Information provided:
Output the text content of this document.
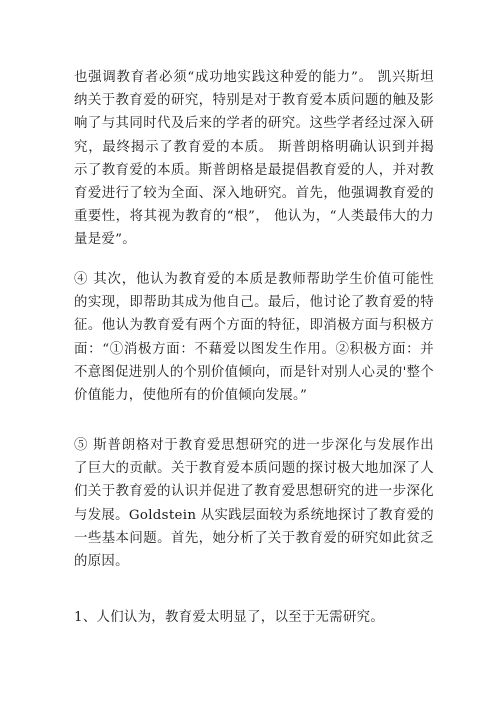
也强调教育者必须“成功地实践这种爱的能力”。 凯兴斯坦纳关于教育爱的研究，特别是对于教育爱本质问题的触及影响了与其同时代及后来的学者的研究。这些学者经过深入研究，最终揭示了教育爱的本质。 斯普朗格明确认识到并揭示了教育爱的本质。斯普朗格是最提倡教育爱的人，并对教育爱进行了较为全面、深入地研究。首先，他强调教育爱的重要性，将其视为教育的“根”， 他认为，“人类最伟大的力量是爱”。

④ 其次，他认为教育爱的本质是教师帮助学生价值可能性的实现，即帮助其成为他自己。最后，他讨论了教育爱的特征。他认为教育爱有两个方面的特征，即消极方面与积极方面：“①消极方面：不藉爱以图发生作用。②积极方面：并不意图促进别人的个别价值倾向，而是针对别人心灵的'整个价值能力，使他所有的价值倾向发展。”

⑤ 斯普朗格对于教育爱思想研究的进一步深化与发展作出了巨大的贡献。关于教育爱本质问题的探讨极大地加深了人们关于教育爱的认识并促进了教育爱思想研究的进一步深化与发展。Goldstein 从实践层面较为系统地探讨了教育爱的一些基本问题。首先，她分析了关于教育爱的研究如此贫乏的原因。

1、人们认为，教育爱太明显了，以至于无需研究。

Exercise: Without the pictures, write out the whole listing above exactly as it appears.

Answer below:
Output the text content of this document.
也强调教育者必须“成功地实践这种爱的能力”。 凯兴斯坦纳关于教育爱的研究，特别是对于教育爱本质问题的触及影响了与其同时代及后来的学者的研究。这些学者经过深入研究，最终揭示了教育爱的本质。 斯普朗格明确认识到并揭示了教育爱的本质。斯普朗格是最提倡教育爱的人，并对教育爱进行了较为全面、深入地研究。首先，他强调教育爱的重要性，将其视为教育的“根”， 他认为，“人类最伟大的力量是爱”。

④ 其次，他认为教育爱的本质是教师帮助学生价值可能性的实现，即帮助其成为他自己。最后，他讨论了教育爱的特征。他认为教育爱有两个方面的特征，即消极方面与积极方面：“①消极方面：不藉爱以图发生作用。②积极方面：并不意图促进别人的个别价值倾向，而是针对别人心灵的'整个价值能力，使他所有的价值倾向发展。”

⑤ 斯普朗格对于教育爱思想研究的进一步深化与发展作出了巨大的贡献。关于教育爱本质问题的探讨极大地加深了人们关于教育爱的认识并促进了教育爱思想研究的进一步深化与发展。Goldstein 从实践层面较为系统地探讨了教育爱的一些基本问题。首先，她分析了关于教育爱的研究如此贫乏的原因。

1、人们认为，教育爱太明显了，以至于无需研究。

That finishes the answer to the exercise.